Extract the full listing verbatim and drop any pictures from your copy.

#### [Stored entries]
** Start **

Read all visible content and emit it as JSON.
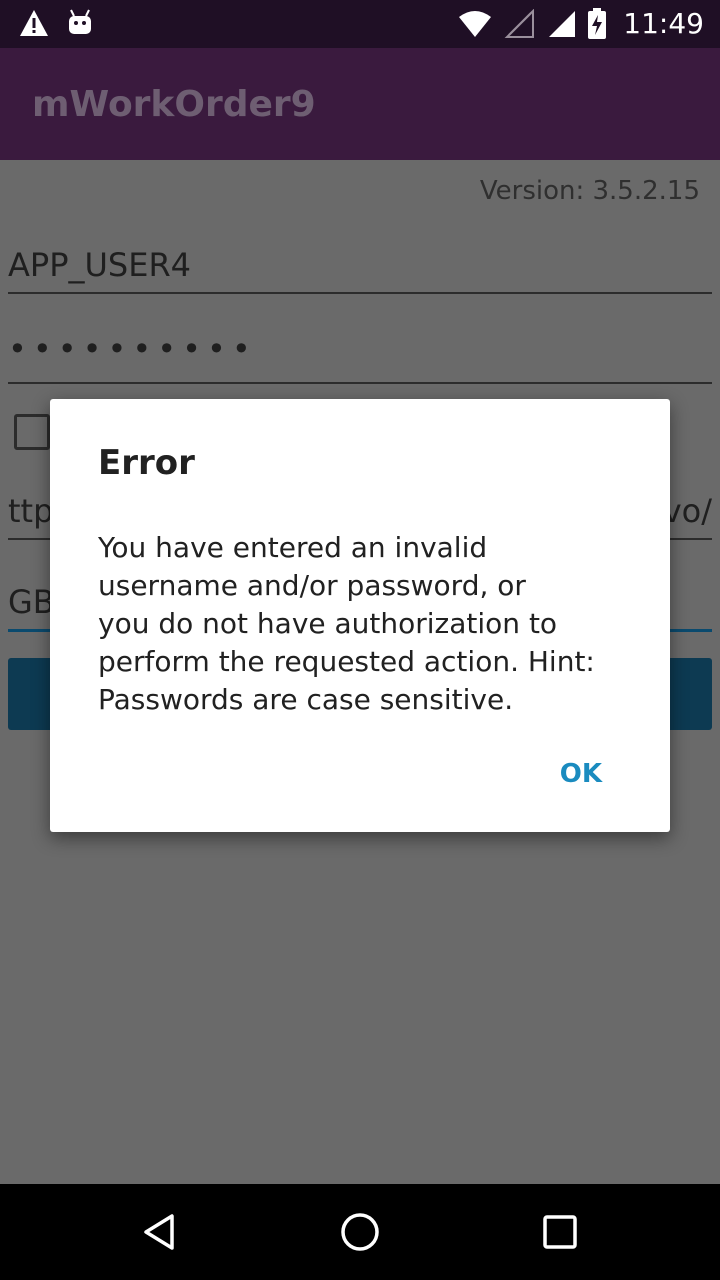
{
  "status_bar": {
    "time": "11:49",
    "icons": [
      "warning-icon",
      "android-icon",
      "wifi-icon",
      "signal-empty-icon",
      "signal-icon",
      "battery-charging-icon"
    ]
  },
  "app_bar": {
    "title": "mWorkOrder9"
  },
  "login_form": {
    "version": "Version: 3.5.2.15",
    "username": "APP_USER4",
    "password_masked": "••••••••••",
    "url_prefix": "ttp",
    "url_suffix": "vo/",
    "site_prefix": "GB"
  },
  "dialog": {
    "title": "Error",
    "message": "You have entered an invalid\nusername and/or password, or\nyou do not have authorization to\nperform the requested action.  Hint:\nPasswords are case sensitive.",
    "ok_label": "OK"
  },
  "nav_bar": {
    "buttons": [
      "back-icon",
      "home-icon",
      "recents-icon"
    ]
  }
}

** End **

#### [EXERCISE OUTPUT]
Read all visible content and emit it as JSON.
{
  "status_bar": {
    "time": "11:49",
    "icons": [
      "warning-icon",
      "android-icon",
      "wifi-icon",
      "signal-empty-icon",
      "signal-icon",
      "battery-charging-icon"
    ]
  },
  "app_bar": {
    "title": "mWorkOrder9"
  },
  "login_form": {
    "version": "Version: 3.5.2.15",
    "username": "APP_USER4",
    "password_masked": "••••••••••",
    "url_prefix": "ttp",
    "url_suffix": "vo/",
    "site_prefix": "GB"
  },
  "dialog": {
    "title": "Error",
    "message": "You have entered an invalid\nusername and/or password, or\nyou do not have authorization to\nperform the requested action.  Hint:\nPasswords are case sensitive.",
    "ok_label": "OK"
  },
  "nav_bar": {
    "buttons": [
      "back-icon",
      "home-icon",
      "recents-icon"
    ]
  }
}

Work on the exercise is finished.